(Data listing)
☆ ☆ ☆ ☆ ☆ ☆ ☆

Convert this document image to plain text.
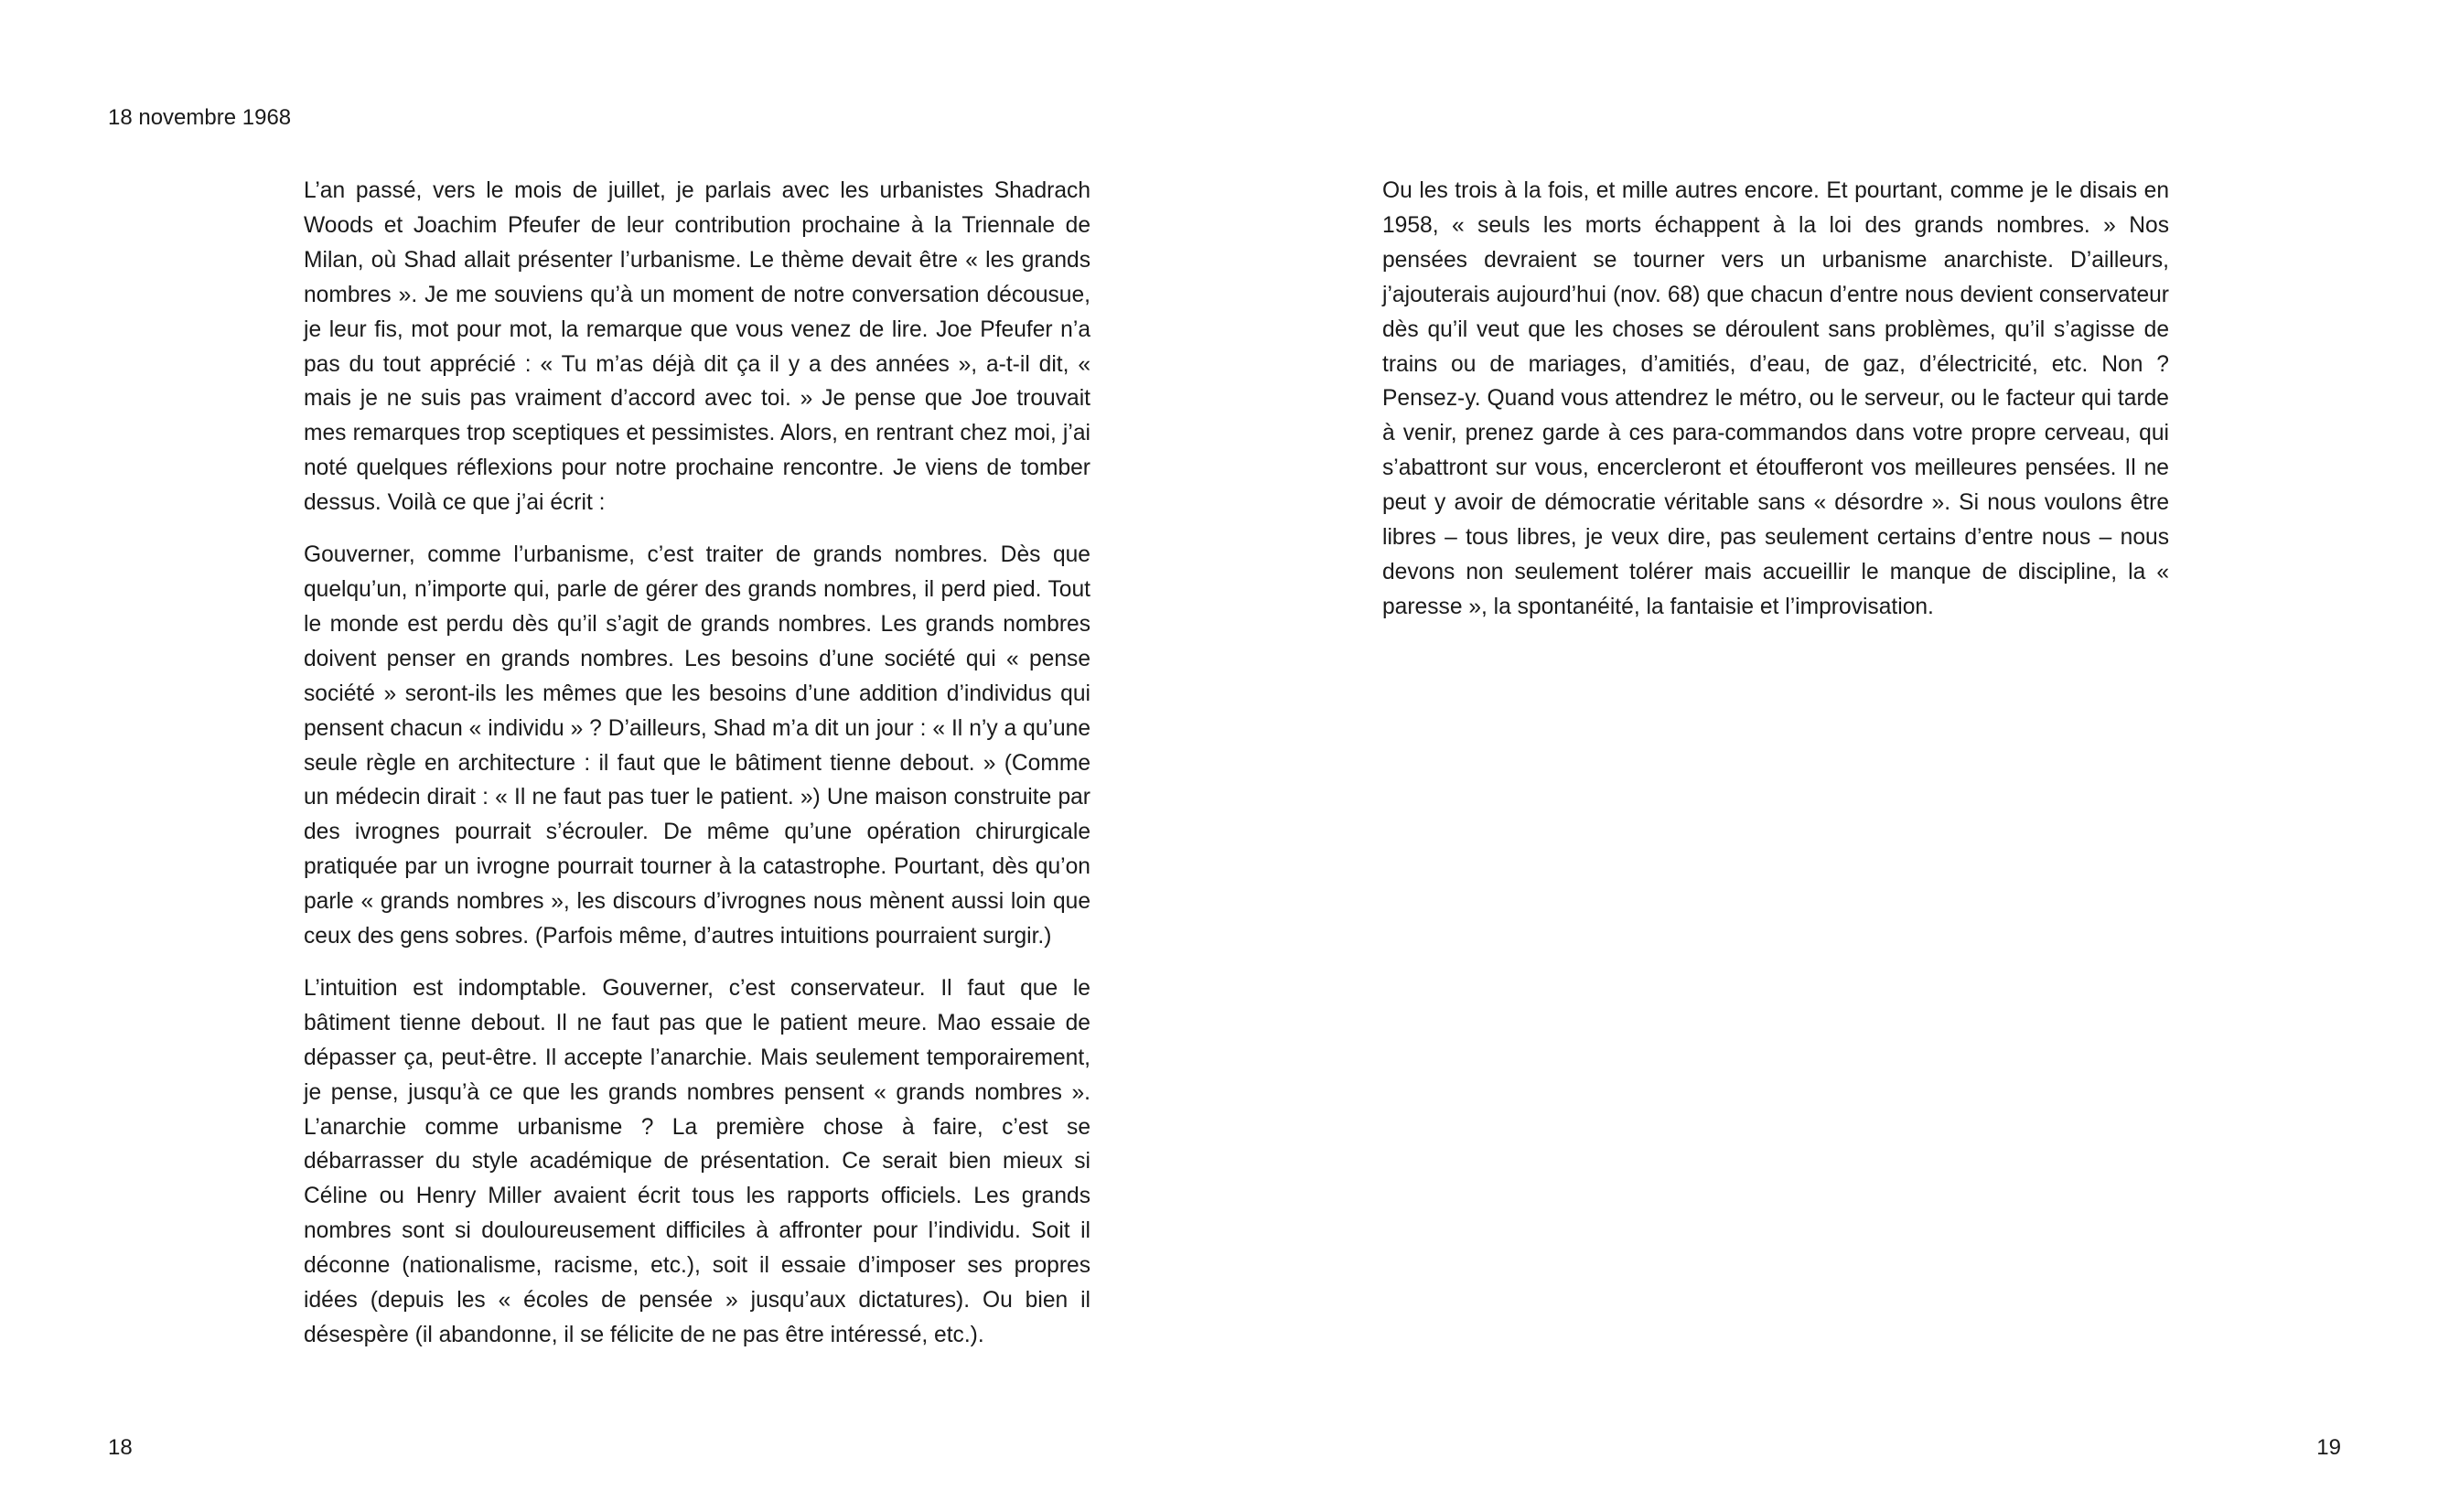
18 novembre 1968

L’an passé, vers le mois de juillet, je parlais avec les urbanistes Shadrach Woods et Joachim Pfeufer de leur contribution prochaine à la Triennale de Milan, où Shad allait présenter l’urbanisme. Le thème devait être « les grands nombres ». Je me souviens qu’à un moment de notre conversation décousue, je leur fis, mot pour mot, la remarque que vous venez de lire. Joe Pfeufer n’a pas du tout apprécié : « Tu m’as déjà dit ça il y a des années », a-t-il dit, « mais je ne suis pas vraiment d’accord avec toi. » Je pense que Joe trouvait mes remarques trop sceptiques et pessimistes. Alors, en rentrant chez moi, j’ai noté quelques réflexions pour notre prochaine rencontre. Je viens de tomber dessus. Voilà ce que j’ai écrit :

Gouverner, comme l’urbanisme, c’est traiter de grands nombres. Dès que quelqu’un, n’importe qui, parle de gérer des grands nombres, il perd pied. Tout le monde est perdu dès qu’il s’agit de grands nombres. Les grands nombres doivent penser en grands nombres. Les besoins d’une société qui « pense société » seront-ils les mêmes que les besoins d’une addition d’individus qui pensent chacun « individu » ? D’ailleurs, Shad m’a dit un jour : « Il n’y a qu’une seule règle en architecture : il faut que le bâtiment tienne debout. » (Comme un médecin dirait : « Il ne faut pas tuer le patient. ») Une maison construite par des ivrognes pourrait s’écrouler. De même qu’une opération chirurgicale pratiquée par un ivrogne pourrait tourner à la catastrophe. Pourtant, dès qu’on parle « grands nombres », les discours d’ivrognes nous mènent aussi loin que ceux des gens sobres. (Parfois même, d’autres intuitions pourraient surgir.)

L’intuition est indomptable. Gouverner, c’est conservateur. Il faut que le bâtiment tienne debout. Il ne faut pas que le patient meure. Mao essaie de dépasser ça, peut-être. Il accepte l’anarchie. Mais seulement temporairement, je pense, jusqu’à ce que les grands nombres pensent « grands nombres ». L’anarchie comme urbanisme ? La première chose à faire, c’est se débarrasser du style académique de présentation. Ce serait bien mieux si Céline ou Henry Miller avaient écrit tous les rapports officiels. Les grands nombres sont si douloureusement difficiles à affronter pour l’individu. Soit il déconne (nationalisme, racisme, etc.), soit il essaie d’imposer ses propres idées (depuis les « écoles de pensée » jusqu’aux dictatures). Ou bien il désespère (il abandonne, il se félicite de ne pas être intéressé, etc.).

Ou les trois à la fois, et mille autres encore. Et pourtant, comme je le disais en 1958, « seuls les morts échappent à la loi des grands nombres. » Nos pensées devraient se tourner vers un urbanisme anarchiste. D’ailleurs, j’ajouterais aujourd’hui (nov. 68) que chacun d’entre nous devient conservateur dès qu’il veut que les choses se déroulent sans problèmes, qu’il s’agisse de trains ou de mariages, d’amitiés, d’eau, de gaz, d’électricité, etc. Non ? Pensez-y. Quand vous attendrez le métro, ou le serveur, ou le facteur qui tarde à venir, prenez garde à ces para-commandos dans votre propre cerveau, qui s’abattront sur vous, encercleront et étoufferont vos meilleures pensées. Il ne peut y avoir de démocratie véritable sans « désordre ». Si nous voulons être libres – tous libres, je veux dire, pas seulement certains d’entre nous – nous devons non seulement tolérer mais accueillir le manque de discipline, la « paresse », la spontanéité, la fantaisie et l’improvisation.

18	19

☆ ☆ ☆ ☆ ☆ ☆ ☆

PROBLEM REQUIREMENTS
Transcribe the material as is, with images omitted.

COMPLETE OUTPUT
Convert this document image to plain text.
18 novembre 1968

L’an passé, vers le mois de juillet, je parlais avec les urbanistes Shadrach Woods et Joachim Pfeufer de leur contribution prochaine à la Triennale de Milan, où Shad allait présenter l’urbanisme. Le thème devait être « les grands nombres ». Je me souviens qu’à un moment de notre conversation décousue, je leur fis, mot pour mot, la remarque que vous venez de lire. Joe Pfeufer n’a pas du tout apprécié : « Tu m’as déjà dit ça il y a des années », a-t-il dit, « mais je ne suis pas vraiment d’accord avec toi. » Je pense que Joe trouvait mes remarques trop sceptiques et pessimistes. Alors, en rentrant chez moi, j’ai noté quelques réflexions pour notre prochaine rencontre. Je viens de tomber dessus. Voilà ce que j’ai écrit :

Gouverner, comme l’urbanisme, c’est traiter de grands nombres. Dès que quelqu’un, n’importe qui, parle de gérer des grands nombres, il perd pied. Tout le monde est perdu dès qu’il s’agit de grands nombres. Les grands nombres doivent penser en grands nombres. Les besoins d’une société qui « pense société » seront-ils les mêmes que les besoins d’une addition d’individus qui pensent chacun « individu » ? D’ailleurs, Shad m’a dit un jour : « Il n’y a qu’une seule règle en architecture : il faut que le bâtiment tienne debout. » (Comme un médecin dirait : « Il ne faut pas tuer le patient. ») Une maison construite par des ivrognes pourrait s’écrouler. De même qu’une opération chirurgicale pratiquée par un ivrogne pourrait tourner à la catastrophe. Pourtant, dès qu’on parle « grands nombres », les discours d’ivrognes nous mènent aussi loin que ceux des gens sobres. (Parfois même, d’autres intuitions pourraient surgir.)

L’intuition est indomptable. Gouverner, c’est conservateur. Il faut que le bâtiment tienne debout. Il ne faut pas que le patient meure. Mao essaie de dépasser ça, peut-être. Il accepte l’anarchie. Mais seulement temporairement, je pense, jusqu’à ce que les grands nombres pensent « grands nombres ». L’anarchie comme urbanisme ? La première chose à faire, c’est se débarrasser du style académique de présentation. Ce serait bien mieux si Céline ou Henry Miller avaient écrit tous les rapports officiels. Les grands nombres sont si douloureusement difficiles à affronter pour l’individu. Soit il déconne (nationalisme, racisme, etc.), soit il essaie d’imposer ses propres idées (depuis les « écoles de pensée » jusqu’aux dictatures). Ou bien il désespère (il abandonne, il se félicite de ne pas être intéressé, etc.).

Ou les trois à la fois, et mille autres encore. Et pourtant, comme je le disais en 1958, « seuls les morts échappent à la loi des grands nombres. » Nos pensées devraient se tourner vers un urbanisme anarchiste. D’ailleurs, j’ajouterais aujourd’hui (nov. 68) que chacun d’entre nous devient conservateur dès qu’il veut que les choses se déroulent sans problèmes, qu’il s’agisse de trains ou de mariages, d’amitiés, d’eau, de gaz, d’électricité, etc. Non ? Pensez-y. Quand vous attendrez le métro, ou le serveur, ou le facteur qui tarde à venir, prenez garde à ces para-commandos dans votre propre cerveau, qui s’abattront sur vous, encercleront et étoufferont vos meilleures pensées. Il ne peut y avoir de démocratie véritable sans « désordre ». Si nous voulons être libres – tous libres, je veux dire, pas seulement certains d’entre nous – nous devons non seulement tolérer mais accueillir le manque de discipline, la « paresse », la spontanéité, la fantaisie et l’improvisation.

18	19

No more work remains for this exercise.